Texto:
Thiago Valentim, Coordenador da Comissão Pastoral da Terra Regional

Temos acompanhado perplexos, tristes e indignados, nas últimas semanas, a barbárie causada por fazendeiros e madeireiros, fieis escudeiros do agronegócio: o assassinato de lideranças extrativistas e trabalhadores rurais.

Este triste fato traz à tona novamente o que já sabemos há muito tempo: a impossível conciliação entre o modelo de desenvolvimento capitalista, representado no campo pelo agronegócio, e as práticas milenares dos pequenos camponeses e dos povos tradicionais de viver na terra e produzir, ou seja, a agricultura familiar camponesa. O grande problema é que o agronegócio usa todas as estratégias possíveis para se sobrepor ao modo de vida e produção do campesinato, ou seja, cooptação de lideranças, aprovação de leis que favorecem o desmatamento e protegem os desmatadores, a exemplo das mudanças no código florestal, perseguição a lideranças comunitárias camponesas, tomada das terras de trabalhadores rurais, entre outras.

O que nos entristece e revolta mais ainda é que o agronegócio é um ramo estratégico do governo, mesmo com todos os conflitos que gera no campo. As possibilidades de expansão e os incentivos e isenções fiscais dados pelo governo a empresas nacionais e multinacionais do agronegócio demonstra que nós, os pobres, continuaremos reféns do capital nacional e internacional e dos interesses de quem pensa apenas em produzir em larga escala, para obter lucros exorbitantes, enquanto permaneceremos na miséria e sem garantia dos direitos básicos. Isso questiona a democracia que temos e a soberania que queremos, tornando-as um horizonte cada vez mais distante. Da mesma maneira como o governo federal assume o agronegócio como estratégico, deveria assumir também a investigação de todos estes crimes e a punição dos culpados e não o faz. Porém, esta é uma ação que deve ir para além da federalização dos casos, é preciso verdadeiras políticas públicas que promovam a vida dos povos do campo e das florestas e que coíbam a violência no campo e violação dos direitos humanos.

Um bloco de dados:

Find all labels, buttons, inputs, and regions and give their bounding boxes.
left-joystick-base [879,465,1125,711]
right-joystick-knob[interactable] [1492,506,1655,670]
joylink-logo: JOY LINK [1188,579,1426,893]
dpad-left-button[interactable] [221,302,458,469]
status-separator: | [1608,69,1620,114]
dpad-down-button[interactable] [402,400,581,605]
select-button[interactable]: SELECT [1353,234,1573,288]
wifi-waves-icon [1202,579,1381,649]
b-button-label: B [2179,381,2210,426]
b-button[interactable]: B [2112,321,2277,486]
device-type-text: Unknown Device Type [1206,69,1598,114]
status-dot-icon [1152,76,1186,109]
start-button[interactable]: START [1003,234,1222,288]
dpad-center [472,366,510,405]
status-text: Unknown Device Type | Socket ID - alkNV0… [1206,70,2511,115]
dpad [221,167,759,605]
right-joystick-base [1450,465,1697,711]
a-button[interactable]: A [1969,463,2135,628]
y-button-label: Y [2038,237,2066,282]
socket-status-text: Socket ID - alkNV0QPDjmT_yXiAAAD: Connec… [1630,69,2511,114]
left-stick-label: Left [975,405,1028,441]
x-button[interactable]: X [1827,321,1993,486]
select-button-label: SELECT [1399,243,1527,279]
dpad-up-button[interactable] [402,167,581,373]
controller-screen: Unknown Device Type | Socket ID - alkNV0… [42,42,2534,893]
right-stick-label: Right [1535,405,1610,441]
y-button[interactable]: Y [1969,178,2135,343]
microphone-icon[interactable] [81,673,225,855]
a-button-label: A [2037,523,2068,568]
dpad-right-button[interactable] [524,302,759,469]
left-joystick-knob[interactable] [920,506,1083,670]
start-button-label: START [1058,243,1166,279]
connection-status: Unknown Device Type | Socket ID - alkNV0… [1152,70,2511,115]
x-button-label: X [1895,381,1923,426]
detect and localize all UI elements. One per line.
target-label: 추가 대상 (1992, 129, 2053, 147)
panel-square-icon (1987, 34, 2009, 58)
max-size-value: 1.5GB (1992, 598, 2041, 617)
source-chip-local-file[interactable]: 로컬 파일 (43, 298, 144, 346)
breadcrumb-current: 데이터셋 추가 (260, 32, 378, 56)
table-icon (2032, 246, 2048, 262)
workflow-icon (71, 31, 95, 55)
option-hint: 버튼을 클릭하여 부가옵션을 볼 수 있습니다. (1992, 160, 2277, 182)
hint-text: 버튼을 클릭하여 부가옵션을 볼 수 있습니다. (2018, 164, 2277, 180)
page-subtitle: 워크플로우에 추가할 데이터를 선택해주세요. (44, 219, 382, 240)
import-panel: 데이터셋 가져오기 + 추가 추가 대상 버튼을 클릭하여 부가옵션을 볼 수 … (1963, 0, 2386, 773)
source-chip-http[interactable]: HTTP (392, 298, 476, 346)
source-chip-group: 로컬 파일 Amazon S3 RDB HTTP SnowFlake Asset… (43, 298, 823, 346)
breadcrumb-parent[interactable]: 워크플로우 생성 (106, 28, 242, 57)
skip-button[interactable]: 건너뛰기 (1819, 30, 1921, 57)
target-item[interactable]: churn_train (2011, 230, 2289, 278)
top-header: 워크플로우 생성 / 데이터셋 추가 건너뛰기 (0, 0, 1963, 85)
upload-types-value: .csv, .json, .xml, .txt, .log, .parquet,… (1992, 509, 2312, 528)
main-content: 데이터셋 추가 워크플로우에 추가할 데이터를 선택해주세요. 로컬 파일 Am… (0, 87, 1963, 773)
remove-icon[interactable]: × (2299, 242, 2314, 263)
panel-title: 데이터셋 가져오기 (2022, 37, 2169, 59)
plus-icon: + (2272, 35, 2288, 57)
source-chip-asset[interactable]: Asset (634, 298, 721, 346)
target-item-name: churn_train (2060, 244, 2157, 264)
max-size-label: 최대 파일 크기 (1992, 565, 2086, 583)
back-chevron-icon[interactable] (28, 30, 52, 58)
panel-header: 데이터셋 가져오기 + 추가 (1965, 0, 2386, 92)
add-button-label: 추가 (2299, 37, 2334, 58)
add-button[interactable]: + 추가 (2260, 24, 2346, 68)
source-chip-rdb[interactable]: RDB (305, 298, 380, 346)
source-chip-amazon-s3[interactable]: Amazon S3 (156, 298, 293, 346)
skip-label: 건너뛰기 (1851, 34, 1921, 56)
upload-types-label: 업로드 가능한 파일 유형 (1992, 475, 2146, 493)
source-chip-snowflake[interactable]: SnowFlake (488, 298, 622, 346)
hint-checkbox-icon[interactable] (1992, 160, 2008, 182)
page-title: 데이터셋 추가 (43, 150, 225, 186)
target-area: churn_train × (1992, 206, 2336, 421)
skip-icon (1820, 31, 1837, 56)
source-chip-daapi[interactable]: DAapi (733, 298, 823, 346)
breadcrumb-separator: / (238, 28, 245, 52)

Complete o seguinte:
1 > De acordo com o texto, quem causou o assassinato de lideranças extrativistas e trabalhadores rurais?
2 > Reproduza fielmente as linhas da listagem, começando pela primeira linha da listagem e terminando na linha que contém "max-size-value: 1.5GB (1992, 598, 2041, 617)", incluindo ambas.
O texto e a listagem constituem materiais independentes entre si.

Conjunto de respostas:
1 > Fazendeiros e madeireiros, fiéis escudeiros do agronegócio.

2 >
Find all labels, buttons, inputs, and regions and give their bounding boxes.
left-joystick-base [879,465,1125,711]
right-joystick-knob[interactable] [1492,506,1655,670]
joylink-logo: JOY LINK [1188,579,1426,893]
dpad-left-button[interactable] [221,302,458,469]
status-separator: | [1608,69,1620,114]
dpad-down-button[interactable] [402,400,581,605]
select-button[interactable]: SELECT [1353,234,1573,288]
wifi-waves-icon [1202,579,1381,649]
b-button-label: B [2179,381,2210,426]
b-button[interactable]: B [2112,321,2277,486]
device-type-text: Unknown Device Type [1206,69,1598,114]
status-dot-icon [1152,76,1186,109]
start-button[interactable]: START [1003,234,1222,288]
dpad-center [472,366,510,405]
status-text: Unknown Device Type | Socket ID - alkNV0… [1206,70,2511,115]
dpad [221,167,759,605]
right-joystick-base [1450,465,1697,711]
a-button[interactable]: A [1969,463,2135,628]
y-button-label: Y [2038,237,2066,282]
socket-status-text: Socket ID - alkNV0QPDjmT_yXiAAAD: Connec… [1630,69,2511,114]
left-stick-label: Left [975,405,1028,441]
x-button[interactable]: X [1827,321,1993,486]
select-button-label: SELECT [1399,243,1527,279]
dpad-up-button[interactable] [402,167,581,373]
controller-screen: Unknown Device Type | Socket ID - alkNV0… [42,42,2534,893]
right-stick-label: Right [1535,405,1610,441]
y-button[interactable]: Y [1969,178,2135,343]
microphone-icon[interactable] [81,673,225,855]
a-button-label: A [2037,523,2068,568]
dpad-right-button[interactable] [524,302,759,469]
left-joystick-knob[interactable] [920,506,1083,670]
start-button-label: START [1058,243,1166,279]
connection-status: Unknown Device Type | Socket ID - alkNV0… [1152,70,2511,115]
x-button-label: X [1895,381,1923,426]
detect and localize all UI elements. One per line.
target-label: 추가 대상 (1992, 129, 2053, 147)
panel-square-icon (1987, 34, 2009, 58)
max-size-value: 1.5GB (1992, 598, 2041, 617)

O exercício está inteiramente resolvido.